◆ Written request
Seek out every line containing the word "Settings", and copy each.

◆ Exercise data
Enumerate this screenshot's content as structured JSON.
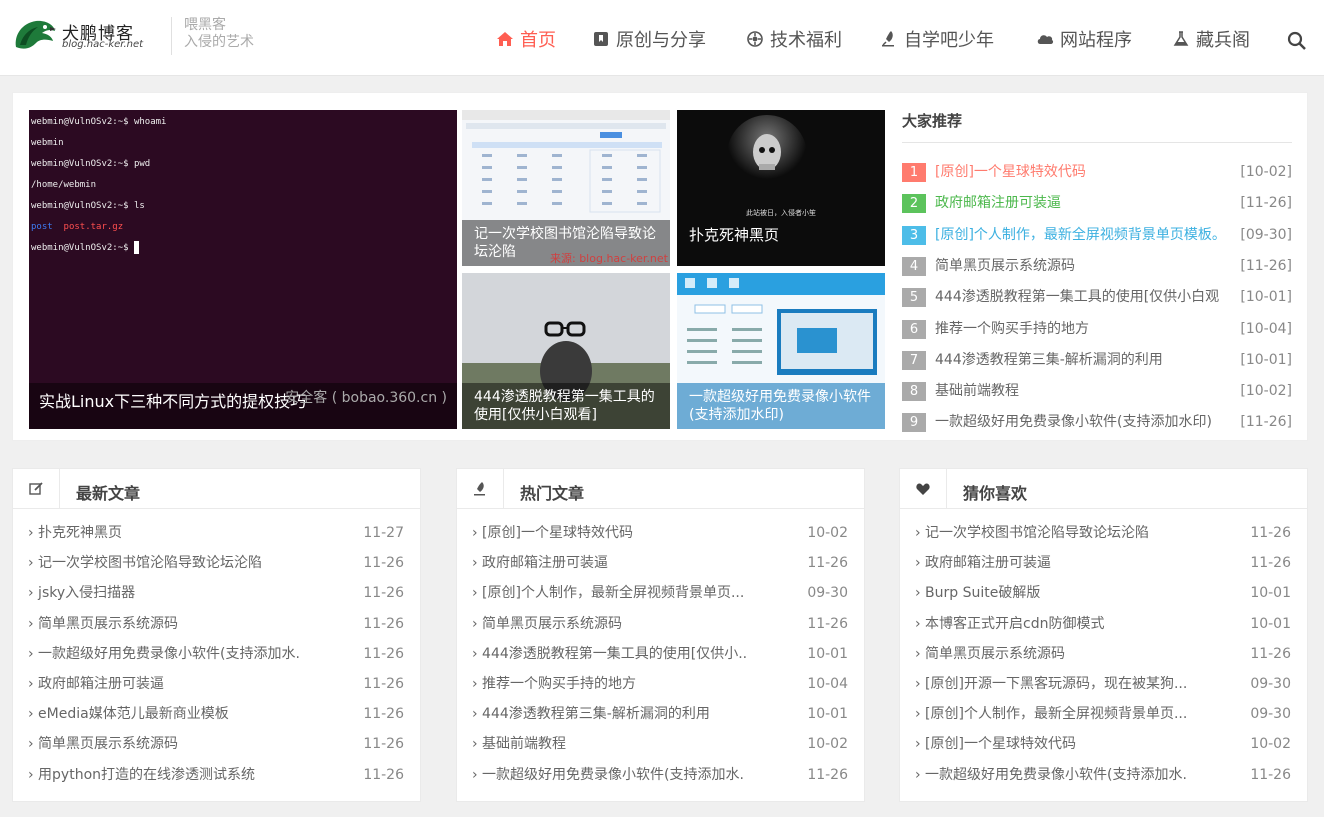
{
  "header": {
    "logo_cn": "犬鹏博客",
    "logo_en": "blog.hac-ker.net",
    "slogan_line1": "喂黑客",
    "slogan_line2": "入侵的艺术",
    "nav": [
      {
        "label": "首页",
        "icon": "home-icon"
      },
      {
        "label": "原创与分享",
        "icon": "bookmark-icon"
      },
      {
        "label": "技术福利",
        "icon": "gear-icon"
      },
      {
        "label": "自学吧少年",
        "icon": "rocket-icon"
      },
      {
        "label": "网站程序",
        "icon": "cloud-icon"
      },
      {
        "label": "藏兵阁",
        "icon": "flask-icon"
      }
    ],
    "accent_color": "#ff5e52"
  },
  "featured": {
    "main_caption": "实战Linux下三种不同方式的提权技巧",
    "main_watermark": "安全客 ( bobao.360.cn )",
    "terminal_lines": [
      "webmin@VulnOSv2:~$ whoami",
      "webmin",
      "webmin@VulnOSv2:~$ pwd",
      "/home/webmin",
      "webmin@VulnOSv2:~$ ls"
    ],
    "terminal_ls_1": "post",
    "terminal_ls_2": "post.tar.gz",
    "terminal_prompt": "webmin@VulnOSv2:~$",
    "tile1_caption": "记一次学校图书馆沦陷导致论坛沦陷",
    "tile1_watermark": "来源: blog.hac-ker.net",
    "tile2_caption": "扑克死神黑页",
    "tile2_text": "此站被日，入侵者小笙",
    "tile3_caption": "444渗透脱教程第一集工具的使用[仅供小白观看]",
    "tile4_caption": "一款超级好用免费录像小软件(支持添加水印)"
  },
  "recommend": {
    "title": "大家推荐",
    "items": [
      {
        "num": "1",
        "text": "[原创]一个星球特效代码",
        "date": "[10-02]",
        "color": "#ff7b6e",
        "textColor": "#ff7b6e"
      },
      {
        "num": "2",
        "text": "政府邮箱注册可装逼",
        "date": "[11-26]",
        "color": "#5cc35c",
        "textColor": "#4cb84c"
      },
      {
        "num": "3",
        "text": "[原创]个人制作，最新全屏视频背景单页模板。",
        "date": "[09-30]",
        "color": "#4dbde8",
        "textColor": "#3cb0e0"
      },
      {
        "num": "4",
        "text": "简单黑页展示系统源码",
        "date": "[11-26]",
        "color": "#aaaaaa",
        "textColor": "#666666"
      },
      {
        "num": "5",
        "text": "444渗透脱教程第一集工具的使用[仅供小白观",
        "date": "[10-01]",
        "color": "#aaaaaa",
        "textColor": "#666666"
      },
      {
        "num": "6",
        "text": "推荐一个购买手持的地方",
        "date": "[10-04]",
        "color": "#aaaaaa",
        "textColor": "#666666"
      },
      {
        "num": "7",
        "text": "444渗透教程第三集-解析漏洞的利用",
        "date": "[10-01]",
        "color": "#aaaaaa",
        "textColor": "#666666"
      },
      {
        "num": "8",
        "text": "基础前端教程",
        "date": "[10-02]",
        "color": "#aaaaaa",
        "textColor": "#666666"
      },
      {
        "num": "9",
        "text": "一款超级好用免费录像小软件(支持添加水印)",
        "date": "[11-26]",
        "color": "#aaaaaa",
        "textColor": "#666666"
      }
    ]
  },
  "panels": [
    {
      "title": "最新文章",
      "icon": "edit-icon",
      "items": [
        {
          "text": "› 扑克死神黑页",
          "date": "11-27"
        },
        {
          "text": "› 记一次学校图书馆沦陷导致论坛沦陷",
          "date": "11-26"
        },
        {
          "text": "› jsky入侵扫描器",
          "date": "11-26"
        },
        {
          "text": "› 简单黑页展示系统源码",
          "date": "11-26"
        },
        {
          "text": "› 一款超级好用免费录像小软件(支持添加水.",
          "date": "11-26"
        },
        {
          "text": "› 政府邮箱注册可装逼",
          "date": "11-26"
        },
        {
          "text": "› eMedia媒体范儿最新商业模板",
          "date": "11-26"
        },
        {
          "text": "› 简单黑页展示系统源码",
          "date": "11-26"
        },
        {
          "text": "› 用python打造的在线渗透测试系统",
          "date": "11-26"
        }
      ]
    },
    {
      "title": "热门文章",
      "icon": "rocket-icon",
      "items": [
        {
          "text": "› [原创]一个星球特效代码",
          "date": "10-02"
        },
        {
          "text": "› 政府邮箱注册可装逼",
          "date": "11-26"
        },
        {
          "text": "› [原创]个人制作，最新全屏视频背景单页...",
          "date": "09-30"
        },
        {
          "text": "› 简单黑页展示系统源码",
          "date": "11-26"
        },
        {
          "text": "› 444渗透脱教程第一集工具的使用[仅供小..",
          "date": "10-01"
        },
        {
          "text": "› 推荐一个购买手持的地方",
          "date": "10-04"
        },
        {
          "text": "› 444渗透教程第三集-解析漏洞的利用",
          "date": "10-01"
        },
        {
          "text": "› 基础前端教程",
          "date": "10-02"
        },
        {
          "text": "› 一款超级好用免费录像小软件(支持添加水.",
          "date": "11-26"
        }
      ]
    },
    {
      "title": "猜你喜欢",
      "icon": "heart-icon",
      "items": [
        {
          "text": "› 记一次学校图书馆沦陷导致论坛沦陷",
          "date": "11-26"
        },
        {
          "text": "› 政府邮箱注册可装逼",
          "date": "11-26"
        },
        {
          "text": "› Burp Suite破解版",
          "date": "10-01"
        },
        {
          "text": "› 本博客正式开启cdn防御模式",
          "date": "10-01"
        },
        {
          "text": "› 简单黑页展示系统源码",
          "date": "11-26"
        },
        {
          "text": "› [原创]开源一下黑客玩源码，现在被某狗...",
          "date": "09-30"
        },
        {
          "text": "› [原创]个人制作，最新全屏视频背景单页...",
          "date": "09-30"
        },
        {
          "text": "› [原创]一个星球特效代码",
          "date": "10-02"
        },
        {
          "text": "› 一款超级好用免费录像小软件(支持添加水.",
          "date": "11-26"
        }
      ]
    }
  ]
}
==
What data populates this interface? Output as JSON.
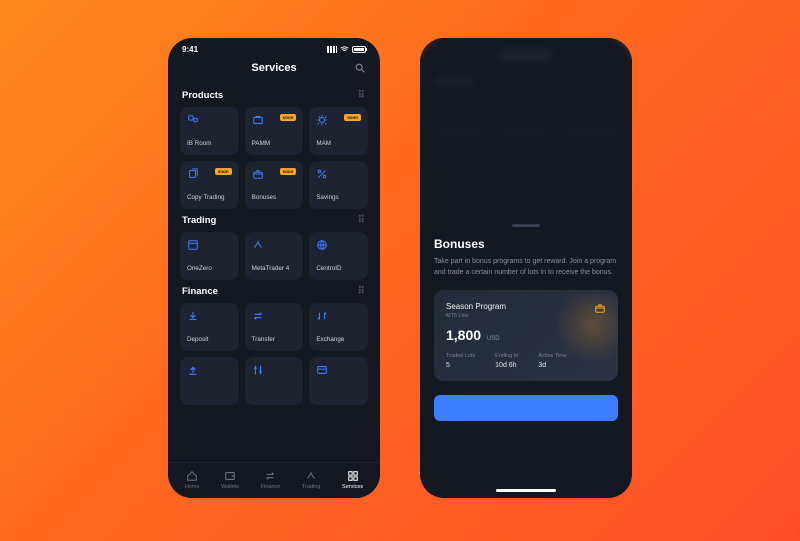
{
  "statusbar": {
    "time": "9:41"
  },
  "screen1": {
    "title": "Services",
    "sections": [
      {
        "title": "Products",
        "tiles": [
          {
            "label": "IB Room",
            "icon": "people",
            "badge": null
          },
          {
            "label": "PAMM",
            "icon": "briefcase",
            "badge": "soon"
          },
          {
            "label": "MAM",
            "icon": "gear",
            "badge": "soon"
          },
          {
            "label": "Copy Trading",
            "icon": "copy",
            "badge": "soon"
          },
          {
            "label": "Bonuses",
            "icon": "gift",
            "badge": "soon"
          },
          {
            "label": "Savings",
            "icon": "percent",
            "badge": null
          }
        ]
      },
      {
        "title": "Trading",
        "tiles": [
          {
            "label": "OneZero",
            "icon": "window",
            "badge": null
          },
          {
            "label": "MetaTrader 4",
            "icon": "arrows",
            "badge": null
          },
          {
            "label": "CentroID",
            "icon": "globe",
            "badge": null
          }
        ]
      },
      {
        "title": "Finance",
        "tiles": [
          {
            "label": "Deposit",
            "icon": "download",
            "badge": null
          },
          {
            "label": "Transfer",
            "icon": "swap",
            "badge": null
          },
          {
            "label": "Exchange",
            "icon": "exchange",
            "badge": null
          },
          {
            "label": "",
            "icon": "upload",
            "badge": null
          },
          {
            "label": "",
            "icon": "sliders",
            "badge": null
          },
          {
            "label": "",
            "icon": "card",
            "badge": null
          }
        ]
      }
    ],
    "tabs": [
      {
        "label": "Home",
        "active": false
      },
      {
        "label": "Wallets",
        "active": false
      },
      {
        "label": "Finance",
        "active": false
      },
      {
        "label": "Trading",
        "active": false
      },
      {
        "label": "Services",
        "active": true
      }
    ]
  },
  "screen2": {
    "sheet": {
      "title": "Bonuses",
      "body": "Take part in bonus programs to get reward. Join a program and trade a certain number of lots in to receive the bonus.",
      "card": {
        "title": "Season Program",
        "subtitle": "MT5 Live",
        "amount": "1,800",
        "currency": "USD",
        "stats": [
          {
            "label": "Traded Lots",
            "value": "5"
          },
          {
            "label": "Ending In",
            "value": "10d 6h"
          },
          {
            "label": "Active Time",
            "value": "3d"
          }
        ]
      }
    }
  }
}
---
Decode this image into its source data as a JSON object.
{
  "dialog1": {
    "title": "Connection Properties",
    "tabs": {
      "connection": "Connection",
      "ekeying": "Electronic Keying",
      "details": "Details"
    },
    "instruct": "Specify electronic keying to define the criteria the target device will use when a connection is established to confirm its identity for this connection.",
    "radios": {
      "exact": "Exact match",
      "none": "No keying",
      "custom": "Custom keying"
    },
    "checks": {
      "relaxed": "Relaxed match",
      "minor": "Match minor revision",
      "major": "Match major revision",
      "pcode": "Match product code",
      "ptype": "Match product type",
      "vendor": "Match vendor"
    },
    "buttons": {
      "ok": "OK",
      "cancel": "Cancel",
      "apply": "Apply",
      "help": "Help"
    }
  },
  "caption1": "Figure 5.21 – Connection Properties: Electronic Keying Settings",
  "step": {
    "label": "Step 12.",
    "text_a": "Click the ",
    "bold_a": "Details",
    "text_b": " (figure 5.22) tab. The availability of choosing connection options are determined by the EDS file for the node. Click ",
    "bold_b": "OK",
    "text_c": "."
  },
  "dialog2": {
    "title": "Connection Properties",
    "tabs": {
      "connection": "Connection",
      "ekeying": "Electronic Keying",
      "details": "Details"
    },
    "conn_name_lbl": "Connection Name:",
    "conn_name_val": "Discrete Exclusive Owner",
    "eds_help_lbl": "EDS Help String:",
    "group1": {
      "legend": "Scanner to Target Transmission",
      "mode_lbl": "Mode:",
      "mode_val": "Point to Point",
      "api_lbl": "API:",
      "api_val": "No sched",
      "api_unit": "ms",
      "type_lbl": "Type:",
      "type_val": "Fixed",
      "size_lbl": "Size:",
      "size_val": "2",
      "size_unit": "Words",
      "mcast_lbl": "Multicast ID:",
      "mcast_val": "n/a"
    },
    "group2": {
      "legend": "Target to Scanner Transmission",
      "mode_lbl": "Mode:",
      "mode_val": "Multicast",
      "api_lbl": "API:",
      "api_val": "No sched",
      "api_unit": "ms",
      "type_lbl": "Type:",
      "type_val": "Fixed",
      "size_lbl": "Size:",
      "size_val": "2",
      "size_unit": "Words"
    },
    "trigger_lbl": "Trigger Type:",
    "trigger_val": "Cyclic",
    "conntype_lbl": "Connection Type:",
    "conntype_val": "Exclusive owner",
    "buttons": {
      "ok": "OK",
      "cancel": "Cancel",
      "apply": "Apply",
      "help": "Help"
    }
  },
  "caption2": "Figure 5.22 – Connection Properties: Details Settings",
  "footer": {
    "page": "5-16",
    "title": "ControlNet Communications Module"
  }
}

◆ Finished exercise
  "caption1": "Figure 5.21 – Connection Properties: Electronic Keying Settings",
  "caption2": "Figure 5.22 – Connection Properties: Details Settings",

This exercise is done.